- [What is needed]
Copy out every line that contains "have".

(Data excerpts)

* * *

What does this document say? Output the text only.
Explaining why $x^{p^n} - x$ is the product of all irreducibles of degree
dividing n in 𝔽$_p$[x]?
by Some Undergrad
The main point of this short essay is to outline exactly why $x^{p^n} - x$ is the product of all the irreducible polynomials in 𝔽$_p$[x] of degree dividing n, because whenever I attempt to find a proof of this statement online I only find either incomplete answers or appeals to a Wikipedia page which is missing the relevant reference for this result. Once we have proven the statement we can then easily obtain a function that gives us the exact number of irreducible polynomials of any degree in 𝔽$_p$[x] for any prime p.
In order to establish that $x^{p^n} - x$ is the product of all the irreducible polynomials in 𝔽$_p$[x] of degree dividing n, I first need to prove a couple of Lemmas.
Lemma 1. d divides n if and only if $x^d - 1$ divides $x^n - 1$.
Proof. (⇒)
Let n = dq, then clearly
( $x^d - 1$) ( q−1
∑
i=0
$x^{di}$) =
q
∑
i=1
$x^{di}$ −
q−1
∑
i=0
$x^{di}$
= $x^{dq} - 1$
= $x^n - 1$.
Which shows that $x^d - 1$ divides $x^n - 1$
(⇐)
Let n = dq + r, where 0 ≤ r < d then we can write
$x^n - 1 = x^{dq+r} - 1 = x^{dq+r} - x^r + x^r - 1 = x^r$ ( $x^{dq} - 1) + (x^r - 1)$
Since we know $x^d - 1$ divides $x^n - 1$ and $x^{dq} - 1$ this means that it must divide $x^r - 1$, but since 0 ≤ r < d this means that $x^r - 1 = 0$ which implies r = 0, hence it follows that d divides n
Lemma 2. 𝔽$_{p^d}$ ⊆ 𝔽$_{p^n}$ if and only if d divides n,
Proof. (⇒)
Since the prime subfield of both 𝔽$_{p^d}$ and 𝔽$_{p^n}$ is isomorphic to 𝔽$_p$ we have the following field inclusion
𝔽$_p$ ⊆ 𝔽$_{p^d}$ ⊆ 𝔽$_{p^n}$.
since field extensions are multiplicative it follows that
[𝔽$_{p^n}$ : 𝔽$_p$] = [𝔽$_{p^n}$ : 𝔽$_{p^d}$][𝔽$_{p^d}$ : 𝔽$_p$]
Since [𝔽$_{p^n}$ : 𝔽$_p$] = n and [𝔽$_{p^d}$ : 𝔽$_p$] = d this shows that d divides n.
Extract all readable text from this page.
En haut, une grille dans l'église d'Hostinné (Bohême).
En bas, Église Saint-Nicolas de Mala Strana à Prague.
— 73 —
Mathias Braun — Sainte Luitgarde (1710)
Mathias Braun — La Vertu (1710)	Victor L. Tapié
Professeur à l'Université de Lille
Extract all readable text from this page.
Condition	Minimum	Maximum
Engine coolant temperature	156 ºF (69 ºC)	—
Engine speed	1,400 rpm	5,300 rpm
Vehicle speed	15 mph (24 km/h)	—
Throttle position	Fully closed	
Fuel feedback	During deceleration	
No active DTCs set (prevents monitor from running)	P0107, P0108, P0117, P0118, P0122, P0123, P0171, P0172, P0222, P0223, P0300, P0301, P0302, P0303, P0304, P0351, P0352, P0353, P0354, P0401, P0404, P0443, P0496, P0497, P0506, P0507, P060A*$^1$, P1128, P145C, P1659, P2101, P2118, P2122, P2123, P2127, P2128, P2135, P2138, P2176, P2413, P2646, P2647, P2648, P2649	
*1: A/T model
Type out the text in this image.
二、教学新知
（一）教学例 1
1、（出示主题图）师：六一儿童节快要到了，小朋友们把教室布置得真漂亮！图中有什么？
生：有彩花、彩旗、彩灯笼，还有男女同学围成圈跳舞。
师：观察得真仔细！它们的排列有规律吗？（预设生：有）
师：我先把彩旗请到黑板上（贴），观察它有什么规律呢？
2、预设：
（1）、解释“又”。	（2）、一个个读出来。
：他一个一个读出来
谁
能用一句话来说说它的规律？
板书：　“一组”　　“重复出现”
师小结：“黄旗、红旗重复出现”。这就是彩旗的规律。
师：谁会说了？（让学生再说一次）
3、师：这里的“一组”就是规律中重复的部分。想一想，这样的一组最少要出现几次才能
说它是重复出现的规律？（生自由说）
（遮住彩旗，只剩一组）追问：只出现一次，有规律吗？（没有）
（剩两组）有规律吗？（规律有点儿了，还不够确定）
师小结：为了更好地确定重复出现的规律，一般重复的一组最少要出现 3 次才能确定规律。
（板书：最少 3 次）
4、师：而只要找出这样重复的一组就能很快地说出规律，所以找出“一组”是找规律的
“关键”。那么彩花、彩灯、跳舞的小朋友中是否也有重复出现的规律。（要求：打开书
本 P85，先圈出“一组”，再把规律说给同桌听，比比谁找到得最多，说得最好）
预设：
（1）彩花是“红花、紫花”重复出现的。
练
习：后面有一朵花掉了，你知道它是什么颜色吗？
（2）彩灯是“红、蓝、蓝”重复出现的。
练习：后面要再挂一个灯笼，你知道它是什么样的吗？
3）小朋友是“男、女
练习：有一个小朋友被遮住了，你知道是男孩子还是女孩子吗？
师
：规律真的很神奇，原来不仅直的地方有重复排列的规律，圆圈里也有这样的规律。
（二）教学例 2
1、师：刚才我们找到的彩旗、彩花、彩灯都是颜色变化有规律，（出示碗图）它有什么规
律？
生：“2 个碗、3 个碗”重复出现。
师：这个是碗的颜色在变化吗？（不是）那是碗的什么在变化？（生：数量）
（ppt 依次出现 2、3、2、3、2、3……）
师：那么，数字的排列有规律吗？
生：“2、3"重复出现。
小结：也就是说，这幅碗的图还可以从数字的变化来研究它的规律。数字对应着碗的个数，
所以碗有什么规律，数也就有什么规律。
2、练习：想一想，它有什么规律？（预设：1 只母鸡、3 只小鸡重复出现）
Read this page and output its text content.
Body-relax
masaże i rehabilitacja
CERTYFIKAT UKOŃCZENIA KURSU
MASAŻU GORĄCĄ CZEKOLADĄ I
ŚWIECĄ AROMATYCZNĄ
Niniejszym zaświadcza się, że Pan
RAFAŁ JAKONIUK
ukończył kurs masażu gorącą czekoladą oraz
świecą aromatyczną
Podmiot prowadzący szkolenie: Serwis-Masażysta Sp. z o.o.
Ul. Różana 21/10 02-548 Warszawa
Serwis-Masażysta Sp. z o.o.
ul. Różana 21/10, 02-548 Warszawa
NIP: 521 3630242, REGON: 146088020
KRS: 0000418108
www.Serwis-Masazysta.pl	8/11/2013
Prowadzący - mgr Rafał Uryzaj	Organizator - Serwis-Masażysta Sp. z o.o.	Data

* * *

- [Worked solution]
The main point of this short essay is to outline exactly why $x^{p^n} - x$ is the product of all the irreducible polynomials in 𝔽$_p$[x] of degree dividing n, because whenever I attempt to find a proof of this statement online I only find either incomplete answers or appeals to a Wikipedia page which is missing the relevant reference for this result. Once we have proven the statement we can then easily obtain a function that gives us the exact number of irreducible polynomials of any degree in 𝔽$_p$[x] for any prime p.
Since the prime subfield of both 𝔽$_{p^d}$ and 𝔽$_{p^n}$ is isomorphic to 𝔽$_p$ we have the following field inclusion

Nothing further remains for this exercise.